STATED TASK A: In the records below, turn the lines from the one containing "cell-capital-payment: $830,903.89 [423, 594, 680, 676]" through the one containing "cell-remaining-balance: $8,340,267.17 [1418, 514, 1685, 596]", both included, into a numbered list, skipping any blank lines.

In Super Mario Galaxy, you’ll control Mario to complete stages and collect gold stars. From the Comet Observatory (base/hub), you go to different domes consisting of galaxies. Galaxies usually contain one or several levels to clear, where each level gives a gold star upon completion. Collecting gold stars lets you unlock new galaxies, eventually opening up a non-linear route to play by. This expands your options to play the levels you prefer in order to advance with the game’s story.
Unlike Super Mario Sunshine, the stages in Super Mario Galaxy are more laidback with a drastically lower difficulty. The enjoyment comes from the cleverly designed stages which remain short and sweet, but with the inclusion of checkpoints in the instance of meeting an unfortunate end. You won’t have to start over from the beginning after peril, making it easier to clear the majority of stages the game throws at you. Additionally, lives are generously supplied; even if you decide not to make use of the various farming methods available, the Mail Toad will constantly have a letter for you containing 1-UPs.
Unique to Super Mario Galaxy are its gravity-based stages. These levels shake up the platforming gameplay Mario titles are known for and make it distinctive from others. Although impressive, not everyone will appreciate its gravity flipping mechanics. Mario will often be seen in inverted positions or heading to those directions. It will seem novel and exciting to most, but those who easily get headaches or nausea from such events may want to play at their own discretion.
The complexity of these levels may make the game seem difficult at first, but playing through them yourself will extinguish any such thought. The gravity itself makes it almost impossible to fall and not much thinking is necessary to clear a level. Rather than being difficult, these levels aim to charm you by taking 3D platforming to the next level. It wholly achieves its goal and can be found in full or in parts throughout the galaxies in the game.
Motion Control Stages
The gravity stages in Super Mario Galaxy aren’t the only levels that will leave you in awe. Even though it’s severely lacking, the game has stages dedicated to motion controls. You’ll have to use your controller to shift it in the direction you wish to take. The game introduces great ideas to make use of motion controls for these dedicated stages. One of these ideas is the return of surfing; there’s never a boring moment soaring through the sky-high waters knowing that every wrong turn could be your last.
These levels may be the toughest you’ll encounter in the game. Mistakes will be made, but each time you get knocked down, the determination to clear it becomes stronger. Practice will make moving through these levels smoother, but it’s not sufficient to prevent accidents. Taking it slow might even make things seem more difficult. Upon completion, you will either feel compelled to challenge yourself again to improve your performance or you won’t want to give it the time of day ever again.
Mario will often have to dive underwater and swim to accomplish the level’s goal. These underwater levels provide a challenge second only to the game’s dedicated motion control stages. What makes it so difficult is not the enemies or the obstacles in your path. It’s the tough controls you must learn to maneuver the underwater environments.
Without getting comfortable with the controls and mastering how to swim in the game, you’ll have a hard time getting around or completing the objectives. The y-axis is inverted and you must hit another button to dive lower. It sounds simple on paper, but feels much tougher in execution. You may frequently find yourself trying to get out of one spot or break a roundabout swimming loop.
Super Mario Sunshine lacked the famous items known and loved in the Mario universe; however, Super Mario Galaxy features a handful; some of which are no longer represented in recent releases. There is a fair share of items Mario can use to power up into various transformations and you’ll need them to progress through stages. Unlike the latest titles, the majority of these powerups are associated with a time limit for usage. This does not cause any negative impact on gameplay, but instead helps maintain its balance.

STATED TASK B: Carry on the Super Mario Galaxy review from where it stops.

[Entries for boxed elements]
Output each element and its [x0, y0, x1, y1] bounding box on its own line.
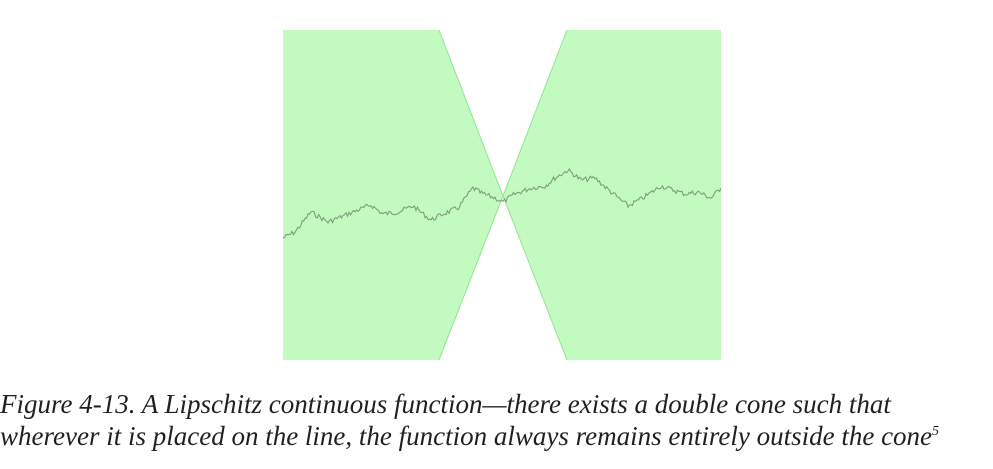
- outside-cone-region-left: [283, 30, 503, 360]
- caption-text-1: Figure 4-13. A Lipschitz continuous func…: [0, 389, 891, 419]
- caption-line-1: Figure 4-13. A Lipschitz continuous func…: [0, 388, 993, 420]
- lipschitz-cone-figure: [283, 30, 721, 360]
- figure-caption: Figure 4-13. A Lipschitz continuous func…: [0, 388, 993, 452]
- lipschitz-function-curve: [283, 167, 721, 239]
- caption-line-2: wherever it is placed on the line, the f…: [0, 420, 993, 452]
- footnote-marker: 5: [932, 424, 940, 439]
- caption-text-2: wherever it is placed on the line, the f…: [0, 421, 933, 451]
- cone-edge-upper-left: [438, 30, 504, 197]
- cone-edge-lower-right: [502, 195, 568, 360]
- outside-cone-region-right: [503, 30, 721, 360]
- cone-edge-upper-right: [502, 30, 568, 197]
- cone-edge-lower-left: [438, 195, 504, 360]
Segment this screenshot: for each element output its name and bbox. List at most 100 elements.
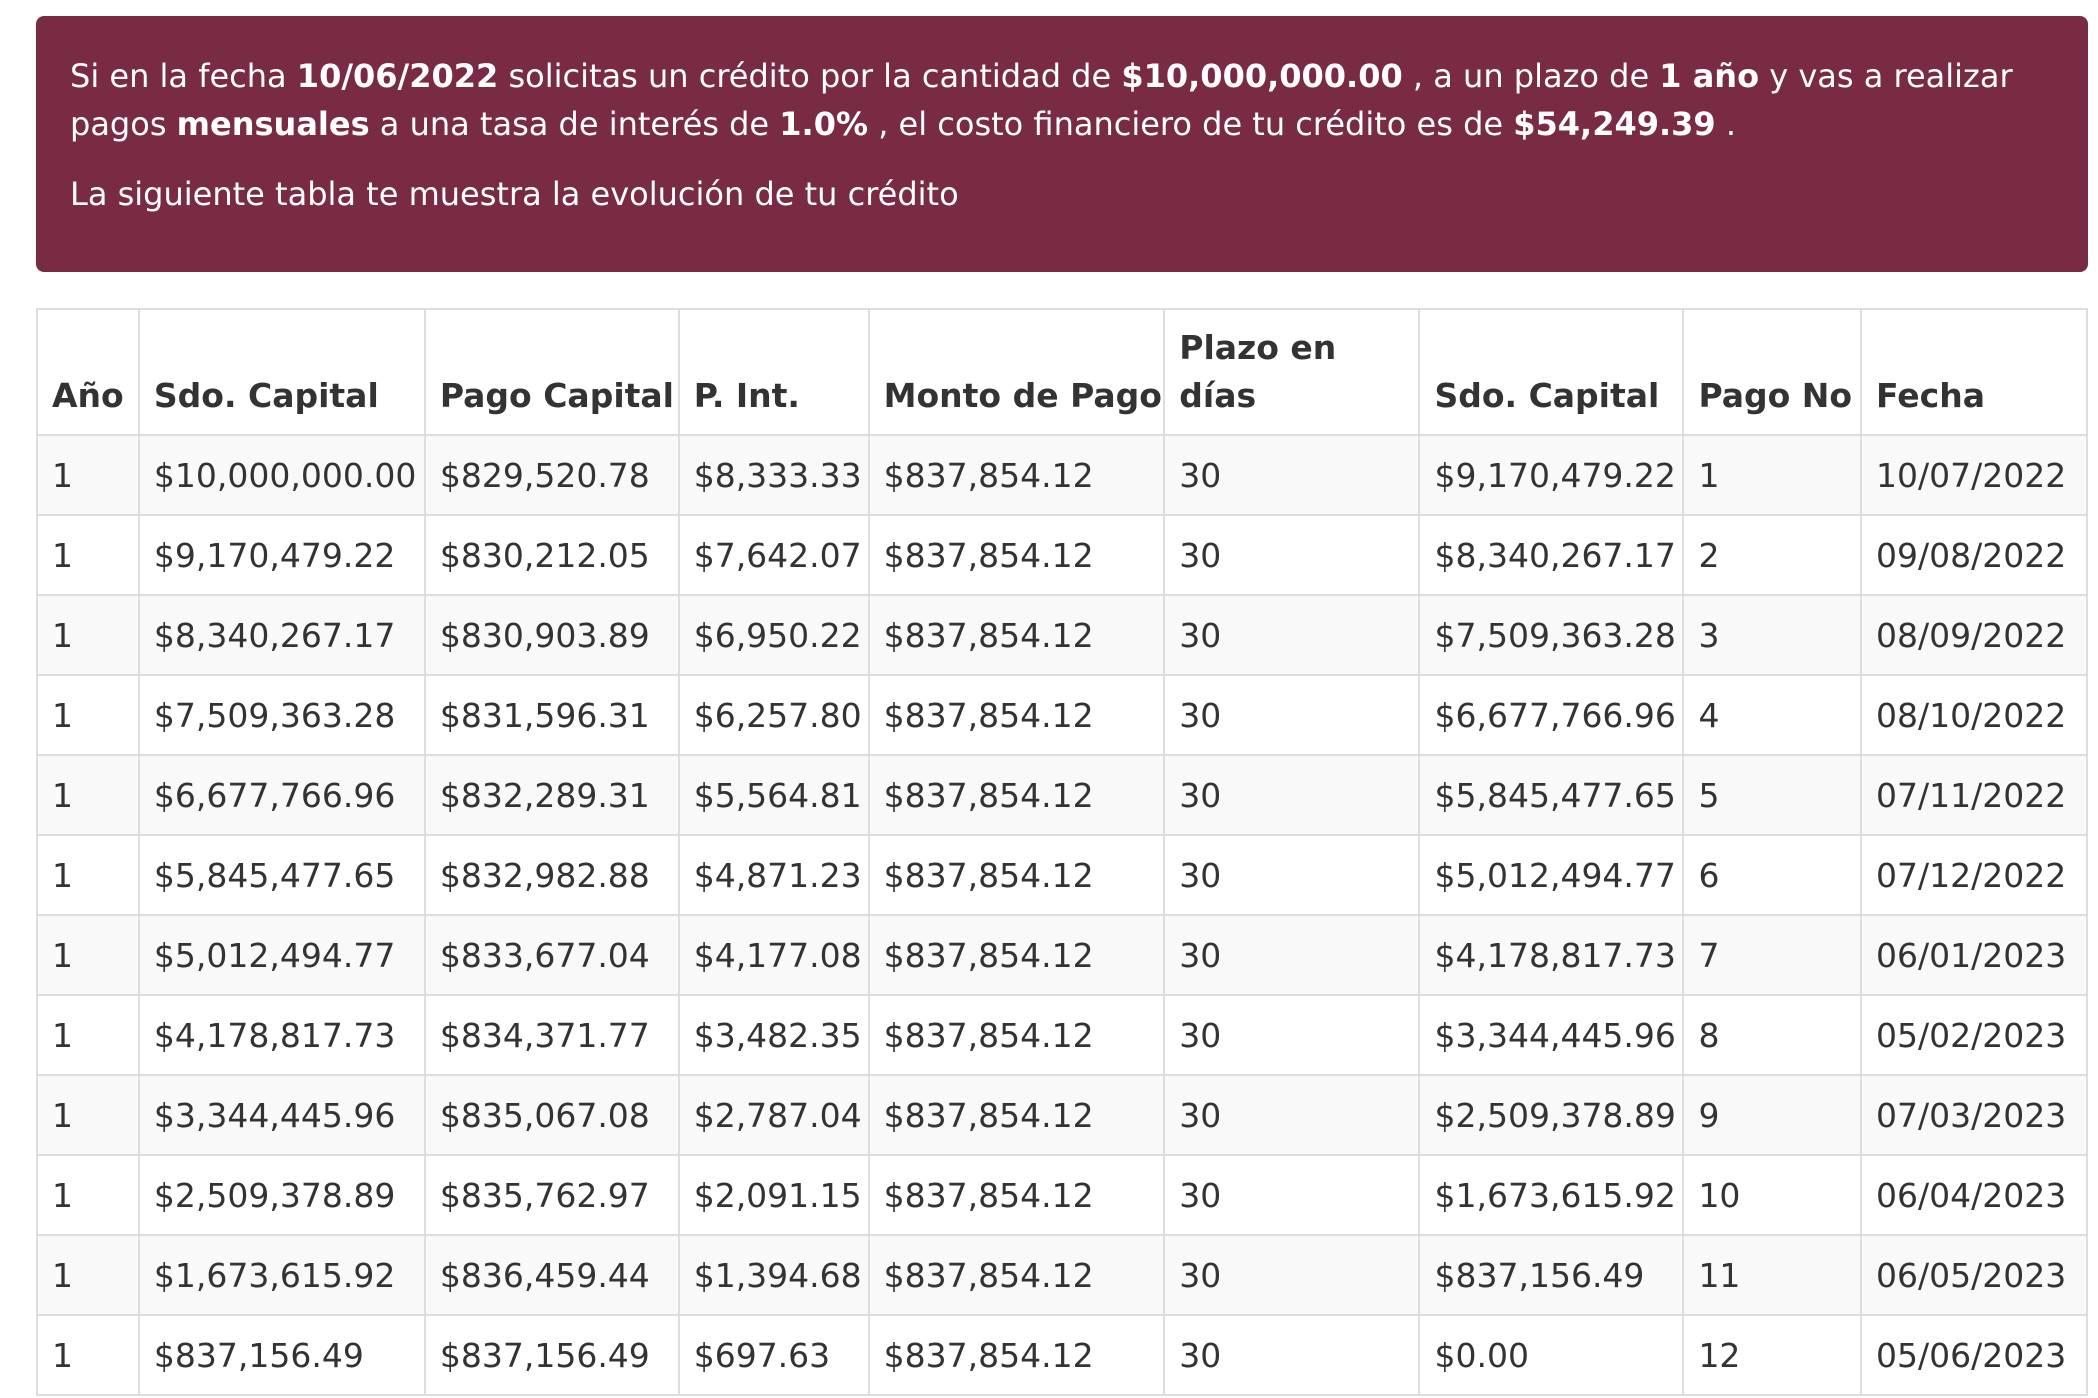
cell-capital-payment: $830,903.89 [423, 594, 680, 676]
cell-capital-payment: $833,677.04 [423, 914, 680, 996]
cell-term-days: 30 [1163, 1154, 1421, 1236]
cell-interest-payment: $3,482.35 [677, 994, 870, 1076]
cell-remaining-balance: $8,340,267.17 [1418, 514, 1685, 596]
cell-remaining-balance: $1,673,615.92 [1418, 1154, 1685, 1236]
cell-interest-payment: $8,333.33 [677, 434, 870, 516]
cell-payment-number: 11 [1682, 1234, 1863, 1316]
cell-year: 1 [36, 674, 140, 756]
cell-capital-balance: $2,509,378.89 [137, 1154, 426, 1236]
table-row: 1 $9,170,479.22 $830,212.05 $7,642.07 $837,8… [36, 514, 2088, 596]
cell-capital-balance: $7,509,363.28 [137, 674, 426, 756]
cell-year: 1 [36, 1234, 140, 1316]
table-row: 1 $5,845,477.65 $832,982.88 $4,871.23 $837,8… [36, 834, 2088, 916]
credit-amount: $10,000,000.00 [1121, 57, 1403, 95]
cell-payment-number: 6 [1682, 834, 1863, 916]
table-row: 1 $7,509,363.28 $831,596.31 $6,257.80 $837,8… [36, 674, 2088, 756]
cell-payment-amount: $837,854.12 [867, 1234, 1166, 1316]
table-row: 1 $837,156.49 $837,156.49 $697.63 $837,854.1… [36, 1314, 2088, 1396]
cell-term-days: 30 [1163, 594, 1421, 676]
cell-capital-balance: $9,170,479.22 [137, 514, 426, 596]
cell-capital-balance: $837,156.49 [137, 1314, 426, 1396]
header-year: Año [36, 308, 140, 436]
cell-capital-payment: $830,212.05 [423, 514, 680, 596]
cell-payment-number: 3 [1682, 594, 1863, 676]
cell-date: 08/09/2022 [1860, 594, 2088, 676]
cell-capital-balance: $1,673,615.92 [137, 1234, 426, 1316]
cell-date: 07/11/2022 [1860, 754, 2088, 836]
cell-date: 10/07/2022 [1860, 434, 2088, 516]
header-term-days: Plazo en días [1163, 308, 1421, 436]
summary-text-part: Si en la fecha [70, 57, 297, 95]
cell-date: 05/06/2023 [1860, 1314, 2088, 1396]
cell-capital-balance: $6,677,766.96 [137, 754, 426, 836]
cell-year: 1 [36, 994, 140, 1076]
header-capital-balance: Sdo. Capital [137, 308, 426, 436]
cell-capital-balance: $4,178,817.73 [137, 994, 426, 1076]
table-body: 1 $10,000,000.00 $829,520.78 $8,333.33 $837,… [36, 434, 2088, 1396]
cell-term-days: 30 [1163, 1234, 1421, 1316]
table-header: Año Sdo. Capital Pago Capital P. Int. Monto … [36, 308, 2088, 436]
table-row: 1 $10,000,000.00 $829,520.78 $8,333.33 $837,… [36, 434, 2088, 516]
cell-date: 06/05/2023 [1860, 1234, 2088, 1316]
table-row: 1 $2,509,378.89 $835,762.97 $2,091.15 $837,8… [36, 1154, 2088, 1236]
cell-capital-balance: $10,000,000.00 [137, 434, 426, 516]
cell-interest-payment: $1,394.68 [677, 1234, 870, 1316]
cell-year: 1 [36, 754, 140, 836]
cell-capital-balance: $3,344,445.96 [137, 1074, 426, 1156]
cell-term-days: 30 [1163, 754, 1421, 836]
summary-text-part: y vas a realizar pagos [70, 57, 2013, 143]
cell-payment-amount: $837,854.12 [867, 1154, 1166, 1236]
cell-year: 1 [36, 434, 140, 516]
cell-interest-payment: $6,257.80 [677, 674, 870, 756]
cell-remaining-balance: $4,178,817.73 [1418, 914, 1685, 996]
cell-remaining-balance: $9,170,479.22 [1418, 434, 1685, 516]
interest-rate: 1.0% [779, 105, 869, 143]
header-date: Fecha [1860, 308, 2088, 436]
cell-payment-amount: $837,854.12 [867, 1314, 1166, 1396]
cell-date: 07/03/2023 [1860, 1074, 2088, 1156]
cell-interest-payment: $697.63 [677, 1314, 870, 1396]
cell-date: 07/12/2022 [1860, 834, 2088, 916]
cell-interest-payment: $4,871.23 [677, 834, 870, 916]
cell-capital-payment: $832,289.31 [423, 754, 680, 836]
table-row: 1 $3,344,445.96 $835,067.08 $2,787.04 $837,8… [36, 1074, 2088, 1156]
cell-term-days: 30 [1163, 514, 1421, 596]
table-intro-text: La siguiente tabla te muestra la evoluci… [70, 175, 959, 213]
cell-capital-payment: $836,459.44 [423, 1234, 680, 1316]
summary-text-part: , el costo financiero de tu crédito es d… [868, 105, 1514, 143]
cell-interest-payment: $5,564.81 [677, 754, 870, 836]
cell-year: 1 [36, 914, 140, 996]
cell-capital-payment: $835,762.97 [423, 1154, 680, 1236]
cell-payment-number: 5 [1682, 754, 1863, 836]
header-remaining-balance: Sdo. Capital [1418, 308, 1685, 436]
amortization-table: Año Sdo. Capital Pago Capital P. Int. Monto … [36, 308, 2088, 1396]
cell-year: 1 [36, 1074, 140, 1156]
cell-interest-payment: $2,787.04 [677, 1074, 870, 1156]
cell-payment-amount: $837,854.12 [867, 914, 1166, 996]
cell-remaining-balance: $0.00 [1418, 1314, 1685, 1396]
cell-date: 06/04/2023 [1860, 1154, 2088, 1236]
cell-year: 1 [36, 1154, 140, 1236]
table-row: 1 $6,677,766.96 $832,289.31 $5,564.81 $837,8… [36, 754, 2088, 836]
cell-term-days: 30 [1163, 1314, 1421, 1396]
table-row: 1 $5,012,494.77 $833,677.04 $4,177.08 $837,8… [36, 914, 2088, 996]
cell-capital-balance: $8,340,267.17 [137, 594, 426, 676]
cell-interest-payment: $2,091.15 [677, 1154, 870, 1236]
cell-interest-payment: $7,642.07 [677, 514, 870, 596]
cell-remaining-balance: $6,677,766.96 [1418, 674, 1685, 756]
table-row: 1 $8,340,267.17 $830,903.89 $6,950.22 $837,8… [36, 594, 2088, 676]
cell-remaining-balance: $837,156.49 [1418, 1234, 1685, 1316]
cell-remaining-balance: $3,344,445.96 [1418, 994, 1685, 1076]
cell-term-days: 30 [1163, 434, 1421, 516]
cell-payment-number: 12 [1682, 1314, 1863, 1396]
cell-payment-number: 4 [1682, 674, 1863, 756]
cell-capital-payment: $835,067.08 [423, 1074, 680, 1156]
cell-year: 1 [36, 1314, 140, 1396]
credit-summary-text: Si en la fecha 10/06/2022 solicitas un c… [70, 52, 2054, 148]
cell-payment-amount: $837,854.12 [867, 1074, 1166, 1156]
cell-interest-payment: $6,950.22 [677, 594, 870, 676]
header-capital-payment: Pago Capital [423, 308, 680, 436]
cell-date: 06/01/2023 [1860, 914, 2088, 996]
header-payment-amount: Monto de Pago [867, 308, 1166, 436]
cell-interest-payment: $4,177.08 [677, 914, 870, 996]
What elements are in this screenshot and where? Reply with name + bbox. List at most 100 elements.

REPLY A:
1. cell-capital-payment: $830,903.89 [423, 594, 680, 676]
2. cell-capital-payment: $833,677.04 [423, 914, 680, 996]
3. cell-term-days: 30 [1163, 1154, 1421, 1236]
4. cell-interest-payment: $3,482.35 [677, 994, 870, 1076]
5. cell-remaining-balance: $8,340,267.17 [1418, 514, 1685, 596]

REPLY B:
The Life Mushroom assists with lowering the minimal difficulty the game provides and can usually be found where some casual players may desperately need them. Although they cannot be stacked, they extend Mario’s maximum 3 lives by doubling it. Injuries that reset Mario back to his base 3 lives will permanently diminish the benefits the item brought.
There’s no shortage of boss battles in Super Mario Galaxy. Similar to clearing stages, defeating these bosses who stand in your way can be a walk in the park. These battles focus more on entertainment rather than difficulty. You likely won’t fight them over three times in one sitting. Their patterns are easy to learn, making it simple to overcome them.
The bosses who do reappear add on to their previous attack routine. The ones who make a single appearance are as impressive as some of the stages you’ll come across in the game. They leave a marvelous first impression with their line of attacks and movements. Not one boss battle will be left without getting imprinted on your mind.
Every once in a while, galaxies will experience a passing comet that opens up a new level and the opportunity to obtain another gold star. These levels are designed to be tougher than others, and each comet type has its own effect. These effects can cut Mario’s maximum health to a single hit, add a time frame to a level, speed up the enemies and obstacles in a level, or require you to compete against Cosmic Mario in a race.
There are several different types of Prankster Comets in the game and while they’re orbiting a neighboring galaxy, it forces you to choose the additional level. By sacrificing star bits you’ve acquired to a unique Luma, you can remove the troublesome comet from a galaxy’s orbit. This gives you the option to skip these levels and proceed with the regular stages.
Touch Screen Support and Gyro Controls
Super Mario Galaxy is the only game out of the three with touchscreen and gyroscope support. When playing in handheld or tabletop mode outside of levels, you can use the Switch’s touchscreen to select a saved data profile, choose a galaxy, and drag the galaxy selection map. Gyroscope support helps with the collection of star bits throughout levels in the game, as picking them up with Mario alone can be tedious.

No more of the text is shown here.